Data records:
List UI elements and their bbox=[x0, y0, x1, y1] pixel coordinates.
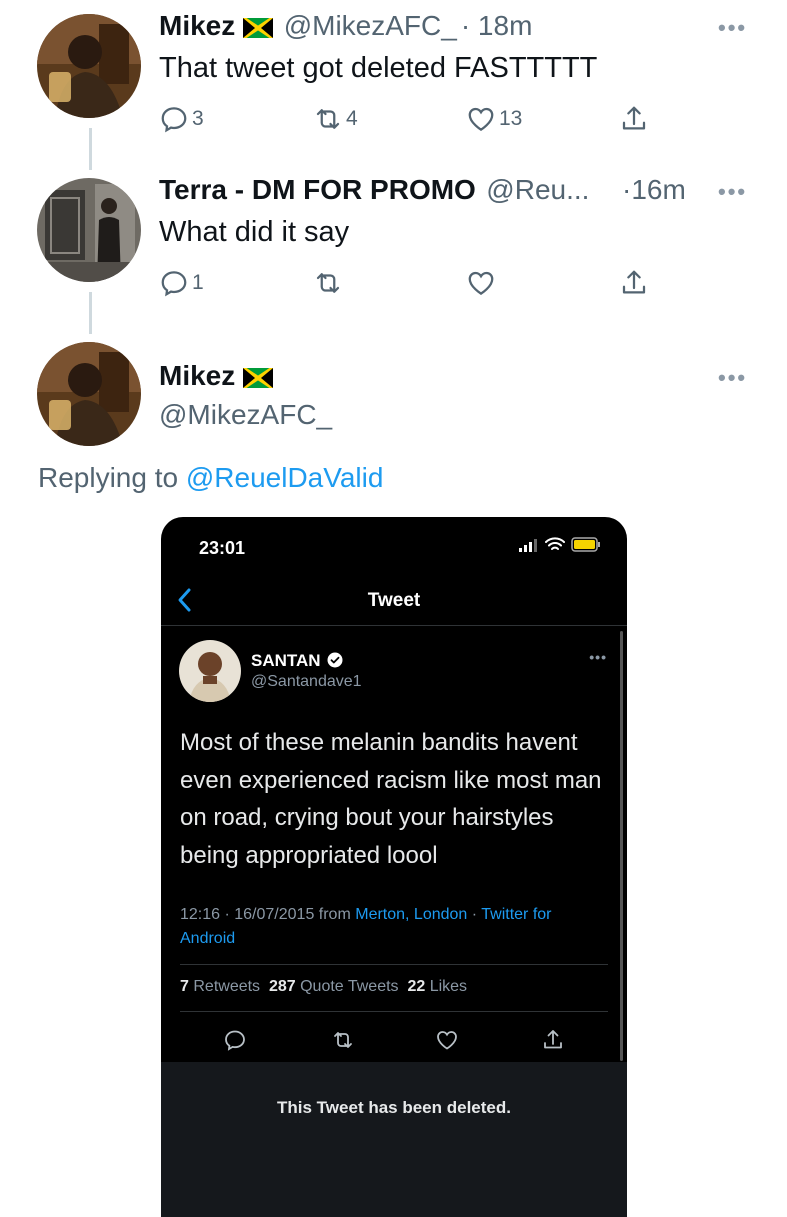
divider bbox=[180, 964, 608, 965]
replying-to: Replying to @ReuelDaValid bbox=[38, 462, 383, 494]
heart-icon bbox=[468, 271, 494, 295]
tweet-text: That tweet got deleted FASTTTTT bbox=[159, 52, 598, 84]
header-title: Tweet bbox=[367, 590, 421, 611]
author-name[interactable]: Mikez bbox=[159, 360, 235, 391]
deleted-banner bbox=[161, 1062, 627, 1217]
tweet-text: What did it say bbox=[159, 216, 350, 248]
reply-icon[interactable] bbox=[223, 1028, 247, 1052]
embedded-tweet-location[interactable]: Merton, London bbox=[355, 906, 467, 923]
embedded-author-name-text: SANTAN bbox=[251, 651, 321, 670]
like-button[interactable] bbox=[466, 268, 496, 298]
share-icon bbox=[622, 106, 646, 130]
likes-count: 22 bbox=[407, 978, 426, 995]
more-icon[interactable]: ••• bbox=[718, 365, 747, 391]
more-icon[interactable]: ••• bbox=[718, 179, 747, 205]
jamaica-flag-icon bbox=[242, 16, 275, 43]
avatar-santan[interactable] bbox=[179, 640, 241, 702]
main-tweet-header: Mikez bbox=[159, 360, 275, 393]
reply-count: 3 bbox=[192, 107, 204, 130]
retweet-icon bbox=[316, 273, 340, 293]
thread-line bbox=[89, 292, 92, 334]
embedded-tweet-meta: 12:16 · 16/07/2015 from Merton, London ·… bbox=[180, 903, 610, 951]
share-icon[interactable] bbox=[541, 1028, 565, 1052]
more-icon[interactable]: ••• bbox=[589, 649, 607, 665]
retweet-button[interactable]: 4 bbox=[313, 104, 358, 134]
verified-badge-icon bbox=[327, 652, 343, 668]
embedded-screenshot[interactable]: 23:01 Tweet SANTAN @Santandave1 ••• Most… bbox=[161, 517, 627, 1217]
scrollbar[interactable] bbox=[620, 631, 623, 1061]
reply-icon bbox=[161, 107, 187, 133]
retweet-icon[interactable] bbox=[331, 1028, 355, 1052]
retweet-button[interactable] bbox=[313, 268, 343, 298]
deleted-notice: This Tweet has been deleted. bbox=[277, 1098, 511, 1117]
more-icon[interactable]: ••• bbox=[718, 15, 747, 41]
divider bbox=[180, 1011, 608, 1012]
reply-button[interactable]: 3 bbox=[159, 104, 204, 134]
divider bbox=[161, 625, 627, 626]
wifi-icon bbox=[545, 537, 565, 550]
share-button[interactable] bbox=[619, 268, 649, 298]
author-name[interactable]: Mikez bbox=[159, 10, 235, 41]
embedded-tweet-text: Most of these melanin bandits havent eve… bbox=[180, 729, 602, 869]
reply-count: 1 bbox=[192, 271, 204, 294]
author-handle[interactable]: @Reu... bbox=[486, 174, 589, 205]
tweet-1-header: Mikez @MikezAFC_ · 18m bbox=[159, 10, 532, 43]
avatar-terra[interactable] bbox=[37, 178, 141, 282]
tweet-time[interactable]: · 18m bbox=[461, 10, 533, 41]
like-button[interactable]: 13 bbox=[466, 104, 522, 134]
tweet-time[interactable]: ·16m bbox=[622, 174, 686, 206]
avatar-mikez[interactable] bbox=[37, 342, 141, 446]
meta-separator: · bbox=[467, 906, 482, 923]
avatar-mikez[interactable] bbox=[37, 14, 141, 118]
author-name[interactable]: Terra - DM FOR PROMO bbox=[159, 174, 476, 205]
share-icon bbox=[622, 270, 646, 294]
embedded-tweet-timestamp: 12:16 · 16/07/2015 from bbox=[180, 906, 351, 923]
like-count: 13 bbox=[499, 107, 523, 130]
jamaica-flag-icon bbox=[242, 366, 275, 393]
retweet-count: 4 bbox=[346, 107, 358, 130]
replying-to-label: Replying to bbox=[38, 462, 179, 493]
retweet-icon bbox=[316, 109, 340, 129]
embedded-author-name[interactable]: SANTAN bbox=[251, 651, 343, 671]
battery-icon bbox=[571, 537, 600, 552]
author-handle[interactable]: @MikezAFC_ bbox=[284, 10, 457, 41]
quote-tweets-label[interactable]: Quote Tweets bbox=[300, 978, 398, 995]
retweets-label[interactable]: Retweets bbox=[193, 978, 260, 995]
tweet-2-header: Terra - DM FOR PROMO @Reu... bbox=[159, 174, 589, 206]
embedded-tweet-stats: 7 Retweets 287 Quote Tweets 22 Likes bbox=[180, 978, 467, 996]
author-handle[interactable]: @MikezAFC_ bbox=[159, 399, 332, 431]
status-bar-icons bbox=[519, 537, 601, 552]
heart-icon[interactable] bbox=[435, 1028, 459, 1052]
thread-line bbox=[89, 128, 92, 170]
quote-tweets-count: 287 bbox=[268, 978, 296, 995]
heart-icon bbox=[468, 107, 494, 131]
reply-icon bbox=[161, 271, 187, 297]
embedded-author-handle[interactable]: @Santandave1 bbox=[251, 673, 362, 691]
signal-icon bbox=[519, 538, 537, 552]
likes-label[interactable]: Likes bbox=[430, 978, 467, 995]
retweets-count: 7 bbox=[180, 978, 189, 995]
reply-button[interactable]: 1 bbox=[159, 268, 204, 298]
status-bar-time: 23:01 bbox=[199, 538, 246, 558]
share-button[interactable] bbox=[619, 104, 649, 134]
replying-to-link[interactable]: @ReuelDaValid bbox=[186, 462, 384, 493]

▸ THE TASK
Output every line of the data above unchanged, leaving out the pictures.

▸ FINAL RESULT
List UI elements and their bbox=[x0, y0, x1, y1] pixel coordinates.
divider bbox=[180, 964, 608, 965]
replying-to: Replying to @ReuelDaValid bbox=[38, 462, 383, 494]
heart-icon bbox=[468, 271, 494, 295]
tweet-text: That tweet got deleted FASTTTTT bbox=[159, 52, 598, 84]
header-title: Tweet bbox=[367, 590, 421, 611]
author-name[interactable]: Mikez bbox=[159, 360, 235, 391]
deleted-banner bbox=[161, 1062, 627, 1217]
tweet-text: What did it say bbox=[159, 216, 350, 248]
reply-icon[interactable] bbox=[223, 1028, 247, 1052]
embedded-tweet-location[interactable]: Merton, London bbox=[355, 906, 467, 923]
embedded-author-name-text: SANTAN bbox=[251, 651, 321, 670]
like-button[interactable] bbox=[466, 268, 496, 298]
share-icon bbox=[622, 106, 646, 130]
likes-count: 22 bbox=[407, 978, 426, 995]
more-icon[interactable]: ••• bbox=[718, 365, 747, 391]
more-icon[interactable]: ••• bbox=[718, 179, 747, 205]
jamaica-flag-icon bbox=[242, 16, 275, 43]
avatar-santan[interactable] bbox=[179, 640, 241, 702]
main-tweet-header: Mikez bbox=[159, 360, 275, 393]
reply-count: 3 bbox=[192, 107, 204, 130]
retweet-icon bbox=[316, 273, 340, 293]
thread-line bbox=[89, 292, 92, 334]
embedded-tweet-meta: 12:16 · 16/07/2015 from Merton, London ·… bbox=[180, 903, 610, 951]
share-icon[interactable] bbox=[541, 1028, 565, 1052]
more-icon[interactable]: ••• bbox=[589, 649, 607, 665]
retweet-button[interactable]: 4 bbox=[313, 104, 358, 134]
verified-badge-icon bbox=[327, 652, 343, 668]
embedded-screenshot[interactable]: 23:01 Tweet SANTAN @Santandave1 ••• Most… bbox=[161, 517, 627, 1217]
scrollbar[interactable] bbox=[620, 631, 623, 1061]
reply-icon bbox=[161, 107, 187, 133]
retweet-icon[interactable] bbox=[331, 1028, 355, 1052]
retweet-button[interactable] bbox=[313, 268, 343, 298]
deleted-notice: This Tweet has been deleted. bbox=[277, 1098, 511, 1117]
more-icon[interactable]: ••• bbox=[718, 15, 747, 41]
divider bbox=[180, 1011, 608, 1012]
reply-button[interactable]: 3 bbox=[159, 104, 204, 134]
divider bbox=[161, 625, 627, 626]
wifi-icon bbox=[545, 537, 565, 550]
share-button[interactable] bbox=[619, 268, 649, 298]
author-name[interactable]: Mikez bbox=[159, 10, 235, 41]
embedded-tweet-text: Most of these melanin bandits havent eve… bbox=[180, 729, 602, 869]
reply-count: 1 bbox=[192, 271, 204, 294]
author-handle[interactable]: @Reu... bbox=[486, 174, 589, 205]
tweet-1-header: Mikez @MikezAFC_ · 18m bbox=[159, 10, 532, 43]
avatar-terra[interactable] bbox=[37, 178, 141, 282]
tweet-time[interactable]: · 18m bbox=[461, 10, 533, 41]
like-button[interactable]: 13 bbox=[466, 104, 522, 134]
tweet-time[interactable]: ·16m bbox=[622, 174, 686, 206]
avatar-mikez[interactable] bbox=[37, 342, 141, 446]
meta-separator: · bbox=[467, 906, 482, 923]
avatar-mikez[interactable] bbox=[37, 14, 141, 118]
author-name[interactable]: Terra - DM FOR PROMO bbox=[159, 174, 476, 205]
share-icon bbox=[622, 270, 646, 294]
embedded-tweet-timestamp: 12:16 · 16/07/2015 from bbox=[180, 906, 351, 923]
like-count: 13 bbox=[499, 107, 523, 130]
jamaica-flag-icon bbox=[242, 366, 275, 393]
retweet-count: 4 bbox=[346, 107, 358, 130]
replying-to-label: Replying to bbox=[38, 462, 179, 493]
retweet-icon bbox=[316, 109, 340, 129]
embedded-author-name[interactable]: SANTAN bbox=[251, 651, 343, 671]
battery-icon bbox=[571, 537, 600, 552]
author-handle[interactable]: @MikezAFC_ bbox=[284, 10, 457, 41]
quote-tweets-label[interactable]: Quote Tweets bbox=[300, 978, 398, 995]
retweets-label[interactable]: Retweets bbox=[193, 978, 260, 995]
tweet-2-header: Terra - DM FOR PROMO @Reu... bbox=[159, 174, 589, 206]
embedded-tweet-stats: 7 Retweets 287 Quote Tweets 22 Likes bbox=[180, 978, 467, 996]
author-handle[interactable]: @MikezAFC_ bbox=[159, 399, 332, 431]
status-bar-icons bbox=[519, 537, 601, 552]
heart-icon[interactable] bbox=[435, 1028, 459, 1052]
thread-line bbox=[89, 128, 92, 170]
quote-tweets-count: 287 bbox=[268, 978, 296, 995]
heart-icon bbox=[468, 107, 494, 131]
reply-icon bbox=[161, 271, 187, 297]
embedded-author-handle[interactable]: @Santandave1 bbox=[251, 673, 362, 691]
signal-icon bbox=[519, 538, 537, 552]
likes-label[interactable]: Likes bbox=[430, 978, 467, 995]
retweets-count: 7 bbox=[180, 978, 189, 995]
reply-button[interactable]: 1 bbox=[159, 268, 204, 298]
status-bar-time: 23:01 bbox=[199, 538, 246, 558]
share-button[interactable] bbox=[619, 104, 649, 134]
replying-to-link[interactable]: @ReuelDaValid bbox=[186, 462, 384, 493]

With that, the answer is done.